## start Recorded information
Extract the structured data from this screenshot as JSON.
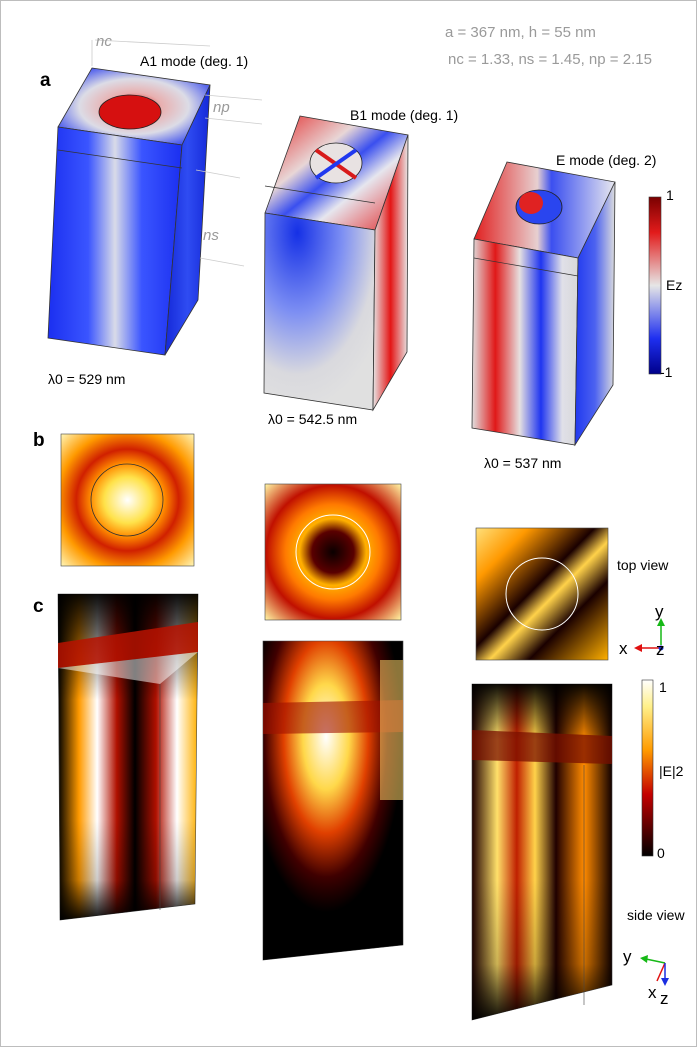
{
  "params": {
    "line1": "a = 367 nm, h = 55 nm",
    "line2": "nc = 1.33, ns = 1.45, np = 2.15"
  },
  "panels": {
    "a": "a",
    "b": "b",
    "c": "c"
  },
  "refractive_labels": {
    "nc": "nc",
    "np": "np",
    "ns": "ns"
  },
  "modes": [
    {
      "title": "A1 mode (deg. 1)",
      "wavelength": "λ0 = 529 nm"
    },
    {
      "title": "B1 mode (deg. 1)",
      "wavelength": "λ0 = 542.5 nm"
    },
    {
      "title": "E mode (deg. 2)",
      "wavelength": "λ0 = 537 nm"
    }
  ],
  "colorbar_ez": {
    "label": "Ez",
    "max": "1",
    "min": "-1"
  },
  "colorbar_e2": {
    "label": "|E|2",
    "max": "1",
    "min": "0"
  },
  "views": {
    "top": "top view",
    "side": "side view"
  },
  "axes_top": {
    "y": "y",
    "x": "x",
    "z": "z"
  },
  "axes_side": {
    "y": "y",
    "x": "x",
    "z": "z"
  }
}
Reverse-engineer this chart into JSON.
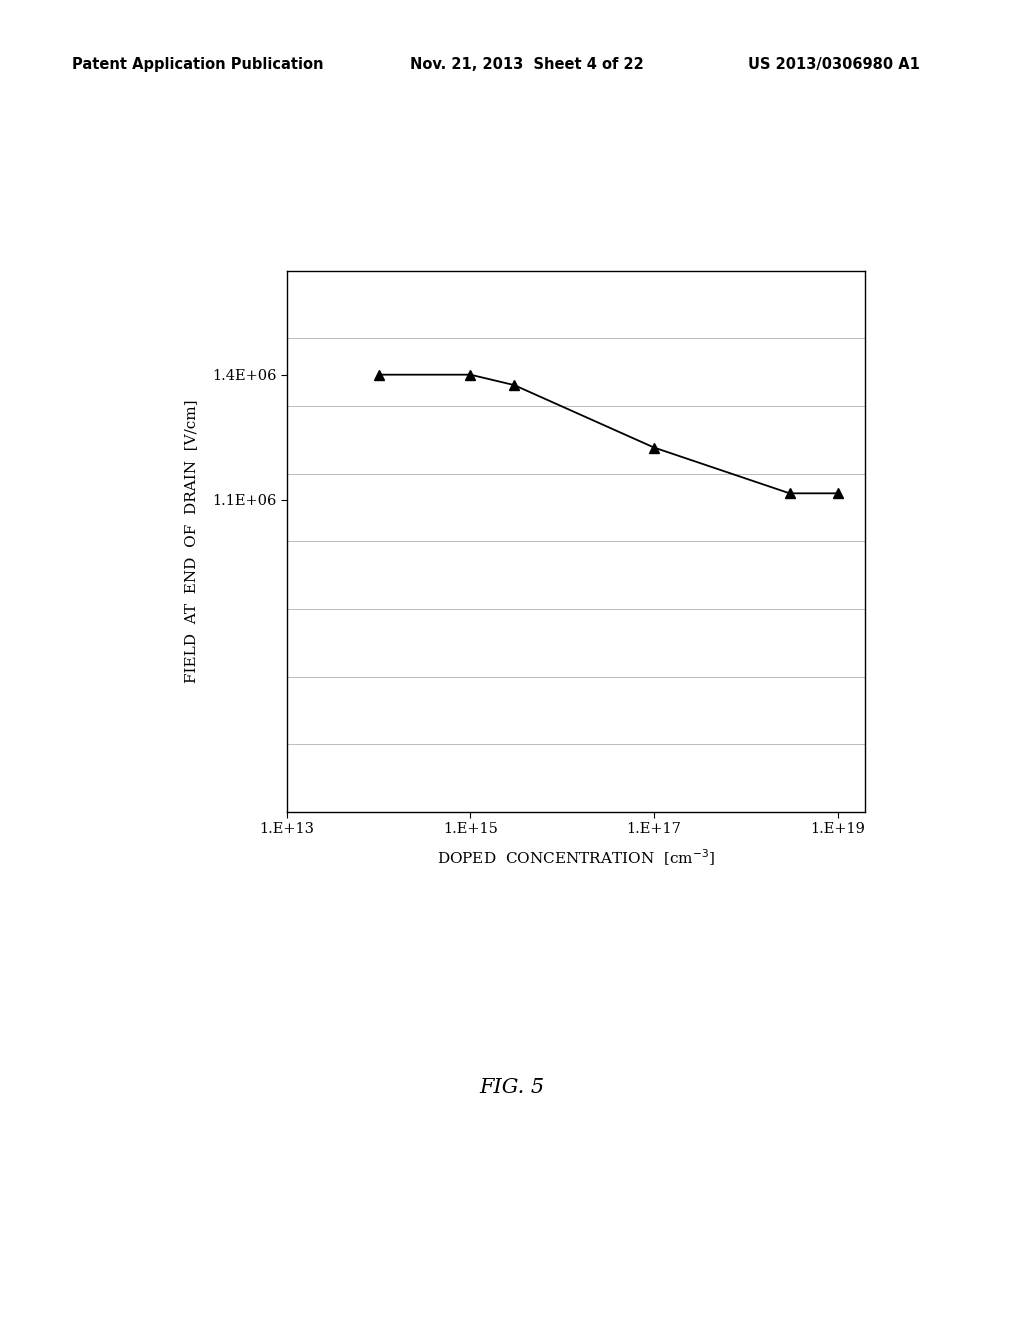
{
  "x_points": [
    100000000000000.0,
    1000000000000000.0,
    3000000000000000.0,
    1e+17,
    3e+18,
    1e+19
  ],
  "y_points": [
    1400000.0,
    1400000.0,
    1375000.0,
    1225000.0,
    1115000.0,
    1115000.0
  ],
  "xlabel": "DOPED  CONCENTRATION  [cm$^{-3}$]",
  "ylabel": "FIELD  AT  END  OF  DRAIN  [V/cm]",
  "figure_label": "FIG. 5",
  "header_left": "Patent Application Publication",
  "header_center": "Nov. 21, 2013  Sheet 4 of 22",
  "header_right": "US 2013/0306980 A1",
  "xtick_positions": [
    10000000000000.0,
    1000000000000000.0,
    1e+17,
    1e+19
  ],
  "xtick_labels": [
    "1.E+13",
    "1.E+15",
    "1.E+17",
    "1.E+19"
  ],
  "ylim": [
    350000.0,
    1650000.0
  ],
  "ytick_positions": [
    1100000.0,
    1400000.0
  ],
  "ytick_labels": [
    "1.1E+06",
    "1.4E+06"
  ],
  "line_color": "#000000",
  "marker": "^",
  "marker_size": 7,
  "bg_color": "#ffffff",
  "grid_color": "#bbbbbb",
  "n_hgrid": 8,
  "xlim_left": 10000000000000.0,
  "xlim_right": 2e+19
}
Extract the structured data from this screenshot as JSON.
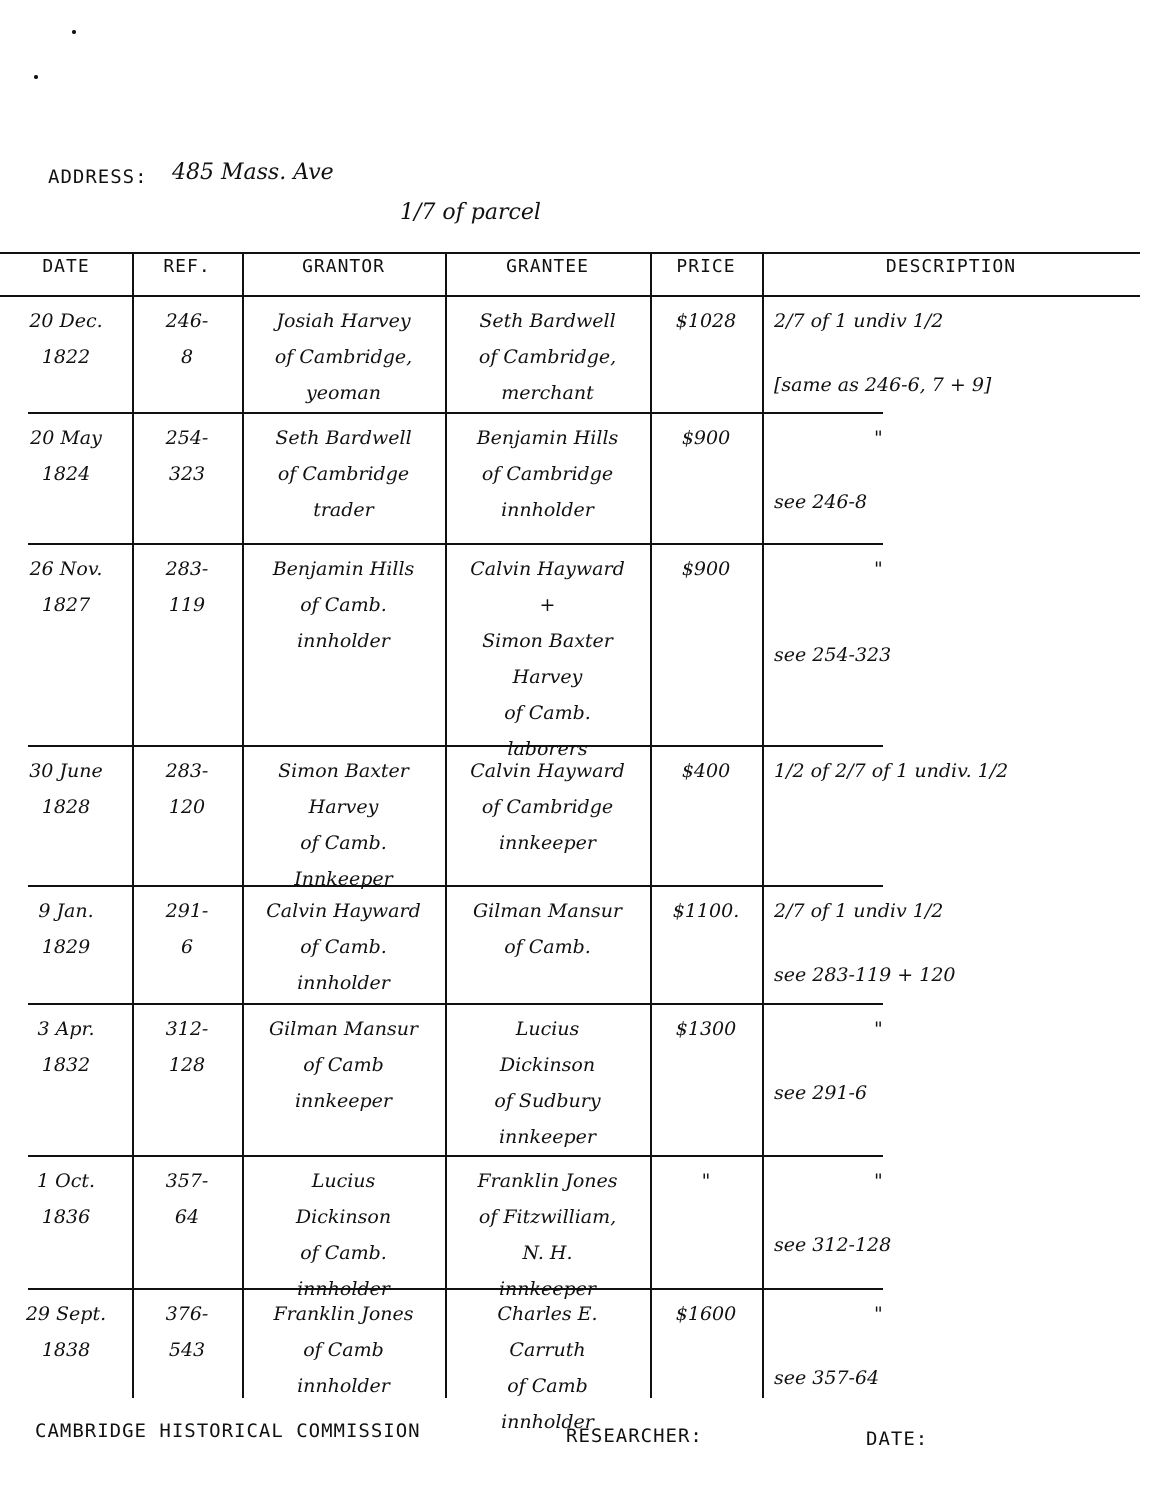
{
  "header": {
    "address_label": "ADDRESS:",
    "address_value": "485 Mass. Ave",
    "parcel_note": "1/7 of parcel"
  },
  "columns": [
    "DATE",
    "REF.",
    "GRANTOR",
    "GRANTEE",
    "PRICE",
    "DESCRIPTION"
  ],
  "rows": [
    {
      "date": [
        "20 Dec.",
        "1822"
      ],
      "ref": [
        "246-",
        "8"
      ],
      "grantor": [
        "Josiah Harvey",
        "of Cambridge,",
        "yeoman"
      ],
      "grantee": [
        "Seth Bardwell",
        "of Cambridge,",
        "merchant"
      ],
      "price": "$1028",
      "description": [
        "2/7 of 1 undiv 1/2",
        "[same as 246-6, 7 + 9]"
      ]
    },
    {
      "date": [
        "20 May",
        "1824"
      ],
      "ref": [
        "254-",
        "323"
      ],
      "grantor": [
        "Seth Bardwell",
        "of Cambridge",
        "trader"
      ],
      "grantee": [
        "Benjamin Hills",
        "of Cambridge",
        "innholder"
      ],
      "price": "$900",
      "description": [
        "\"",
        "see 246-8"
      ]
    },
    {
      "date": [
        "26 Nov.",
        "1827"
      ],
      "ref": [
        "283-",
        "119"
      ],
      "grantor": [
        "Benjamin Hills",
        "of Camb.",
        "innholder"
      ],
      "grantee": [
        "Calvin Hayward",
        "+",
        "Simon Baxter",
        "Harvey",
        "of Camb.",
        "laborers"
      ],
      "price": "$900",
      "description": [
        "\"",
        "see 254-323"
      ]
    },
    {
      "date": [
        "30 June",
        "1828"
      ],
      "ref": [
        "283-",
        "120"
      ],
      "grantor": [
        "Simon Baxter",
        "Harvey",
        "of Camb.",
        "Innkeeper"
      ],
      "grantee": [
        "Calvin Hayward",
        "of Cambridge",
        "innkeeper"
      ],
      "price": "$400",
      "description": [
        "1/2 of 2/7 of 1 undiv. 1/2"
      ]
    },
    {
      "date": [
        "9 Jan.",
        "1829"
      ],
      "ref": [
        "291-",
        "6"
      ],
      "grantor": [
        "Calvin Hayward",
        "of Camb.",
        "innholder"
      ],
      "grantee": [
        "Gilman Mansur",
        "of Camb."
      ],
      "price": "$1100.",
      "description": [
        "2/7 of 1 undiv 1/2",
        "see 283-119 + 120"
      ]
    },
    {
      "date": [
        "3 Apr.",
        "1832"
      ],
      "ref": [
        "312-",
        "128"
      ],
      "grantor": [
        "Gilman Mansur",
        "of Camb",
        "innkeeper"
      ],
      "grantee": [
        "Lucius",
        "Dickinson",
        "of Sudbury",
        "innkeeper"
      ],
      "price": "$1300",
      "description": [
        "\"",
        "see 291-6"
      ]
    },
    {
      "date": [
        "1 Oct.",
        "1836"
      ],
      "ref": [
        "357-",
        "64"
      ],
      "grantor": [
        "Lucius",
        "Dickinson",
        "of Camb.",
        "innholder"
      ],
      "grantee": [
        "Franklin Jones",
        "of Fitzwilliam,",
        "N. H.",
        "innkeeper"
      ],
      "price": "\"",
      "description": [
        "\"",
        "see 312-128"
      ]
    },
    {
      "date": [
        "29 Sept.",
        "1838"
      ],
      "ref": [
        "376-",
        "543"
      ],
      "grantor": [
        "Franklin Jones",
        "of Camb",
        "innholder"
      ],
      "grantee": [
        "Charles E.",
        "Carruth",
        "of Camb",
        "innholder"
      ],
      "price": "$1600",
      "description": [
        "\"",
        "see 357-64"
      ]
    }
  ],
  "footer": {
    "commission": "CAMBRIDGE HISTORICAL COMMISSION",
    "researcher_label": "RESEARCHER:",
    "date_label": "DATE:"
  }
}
## end Recorded information
**Task**
Write out each entry exactly as given, but skip the pictures.

**Exercise answer**
Extract the structured data from this screenshot as JSON.
{
  "params": {
    "line1": "a = 367 nm, h = 55 nm",
    "line2": "nc = 1.33, ns = 1.45, np = 2.15"
  },
  "panels": {
    "a": "a",
    "b": "b",
    "c": "c"
  },
  "refractive_labels": {
    "nc": "nc",
    "np": "np",
    "ns": "ns"
  },
  "modes": [
    {
      "title": "A1 mode (deg. 1)",
      "wavelength": "λ0 = 529 nm"
    },
    {
      "title": "B1 mode (deg. 1)",
      "wavelength": "λ0 = 542.5 nm"
    },
    {
      "title": "E mode (deg. 2)",
      "wavelength": "λ0 = 537 nm"
    }
  ],
  "colorbar_ez": {
    "label": "Ez",
    "max": "1",
    "min": "-1"
  },
  "colorbar_e2": {
    "label": "|E|2",
    "max": "1",
    "min": "0"
  },
  "views": {
    "top": "top view",
    "side": "side view"
  },
  "axes_top": {
    "y": "y",
    "x": "x",
    "z": "z"
  },
  "axes_side": {
    "y": "y",
    "x": "x",
    "z": "z"
  }
}
Reverse-engineer this chart into JSON.
{
  "x_points": [
    100000000000000.0,
    1000000000000000.0,
    3000000000000000.0,
    1e+17,
    3e+18,
    1e+19
  ],
  "y_points": [
    1400000.0,
    1400000.0,
    1375000.0,
    1225000.0,
    1115000.0,
    1115000.0
  ],
  "xlabel": "DOPED  CONCENTRATION  [cm$^{-3}$]",
  "ylabel": "FIELD  AT  END  OF  DRAIN  [V/cm]",
  "figure_label": "FIG. 5",
  "header_left": "Patent Application Publication",
  "header_center": "Nov. 21, 2013  Sheet 4 of 22",
  "header_right": "US 2013/0306980 A1",
  "xtick_positions": [
    10000000000000.0,
    1000000000000000.0,
    1e+17,
    1e+19
  ],
  "xtick_labels": [
    "1.E+13",
    "1.E+15",
    "1.E+17",
    "1.E+19"
  ],
  "ylim": [
    350000.0,
    1650000.0
  ],
  "ytick_positions": [
    1100000.0,
    1400000.0
  ],
  "ytick_labels": [
    "1.1E+06",
    "1.4E+06"
  ],
  "line_color": "#000000",
  "marker": "^",
  "marker_size": 7,
  "bg_color": "#ffffff",
  "grid_color": "#bbbbbb",
  "n_hgrid": 8,
  "xlim_left": 10000000000000.0,
  "xlim_right": 2e+19
}
Extract the structured data from this screenshot as JSON.
{
  "header": {
    "address_label": "ADDRESS:",
    "address_value": "485 Mass. Ave",
    "parcel_note": "1/7 of parcel"
  },
  "columns": [
    "DATE",
    "REF.",
    "GRANTOR",
    "GRANTEE",
    "PRICE",
    "DESCRIPTION"
  ],
  "rows": [
    {
      "date": [
        "20 Dec.",
        "1822"
      ],
      "ref": [
        "246-",
        "8"
      ],
      "grantor": [
        "Josiah Harvey",
        "of Cambridge,",
        "yeoman"
      ],
      "grantee": [
        "Seth Bardwell",
        "of Cambridge,",
        "merchant"
      ],
      "price": "$1028",
      "description": [
        "2/7 of 1 undiv 1/2",
        "[same as 246-6, 7 + 9]"
      ]
    },
    {
      "date": [
        "20 May",
        "1824"
      ],
      "ref": [
        "254-",
        "323"
      ],
      "grantor": [
        "Seth Bardwell",
        "of Cambridge",
        "trader"
      ],
      "grantee": [
        "Benjamin Hills",
        "of Cambridge",
        "innholder"
      ],
      "price": "$900",
      "description": [
        "\"",
        "see 246-8"
      ]
    },
    {
      "date": [
        "26 Nov.",
        "1827"
      ],
      "ref": [
        "283-",
        "119"
      ],
      "grantor": [
        "Benjamin Hills",
        "of Camb.",
        "innholder"
      ],
      "grantee": [
        "Calvin Hayward",
        "+",
        "Simon Baxter",
        "Harvey",
        "of Camb.",
        "laborers"
      ],
      "price": "$900",
      "description": [
        "\"",
        "see 254-323"
      ]
    },
    {
      "date": [
        "30 June",
        "1828"
      ],
      "ref": [
        "283-",
        "120"
      ],
      "grantor": [
        "Simon Baxter",
        "Harvey",
        "of Camb.",
        "Innkeeper"
      ],
      "grantee": [
        "Calvin Hayward",
        "of Cambridge",
        "innkeeper"
      ],
      "price": "$400",
      "description": [
        "1/2 of 2/7 of 1 undiv. 1/2"
      ]
    },
    {
      "date": [
        "9 Jan.",
        "1829"
      ],
      "ref": [
        "291-",
        "6"
      ],
      "grantor": [
        "Calvin Hayward",
        "of Camb.",
        "innholder"
      ],
      "grantee": [
        "Gilman Mansur",
        "of Camb."
      ],
      "price": "$1100.",
      "description": [
        "2/7 of 1 undiv 1/2",
        "see 283-119 + 120"
      ]
    },
    {
      "date": [
        "3 Apr.",
        "1832"
      ],
      "ref": [
        "312-",
        "128"
      ],
      "grantor": [
        "Gilman Mansur",
        "of Camb",
        "innkeeper"
      ],
      "grantee": [
        "Lucius",
        "Dickinson",
        "of Sudbury",
        "innkeeper"
      ],
      "price": "$1300",
      "description": [
        "\"",
        "see 291-6"
      ]
    },
    {
      "date": [
        "1 Oct.",
        "1836"
      ],
      "ref": [
        "357-",
        "64"
      ],
      "grantor": [
        "Lucius",
        "Dickinson",
        "of Camb.",
        "innholder"
      ],
      "grantee": [
        "Franklin Jones",
        "of Fitzwilliam,",
        "N. H.",
        "innkeeper"
      ],
      "price": "\"",
      "description": [
        "\"",
        "see 312-128"
      ]
    },
    {
      "date": [
        "29 Sept.",
        "1838"
      ],
      "ref": [
        "376-",
        "543"
      ],
      "grantor": [
        "Franklin Jones",
        "of Camb",
        "innholder"
      ],
      "grantee": [
        "Charles E.",
        "Carruth",
        "of Camb",
        "innholder"
      ],
      "price": "$1600",
      "description": [
        "\"",
        "see 357-64"
      ]
    }
  ],
  "footer": {
    "commission": "CAMBRIDGE HISTORICAL COMMISSION",
    "researcher_label": "RESEARCHER:",
    "date_label": "DATE:"
  }
}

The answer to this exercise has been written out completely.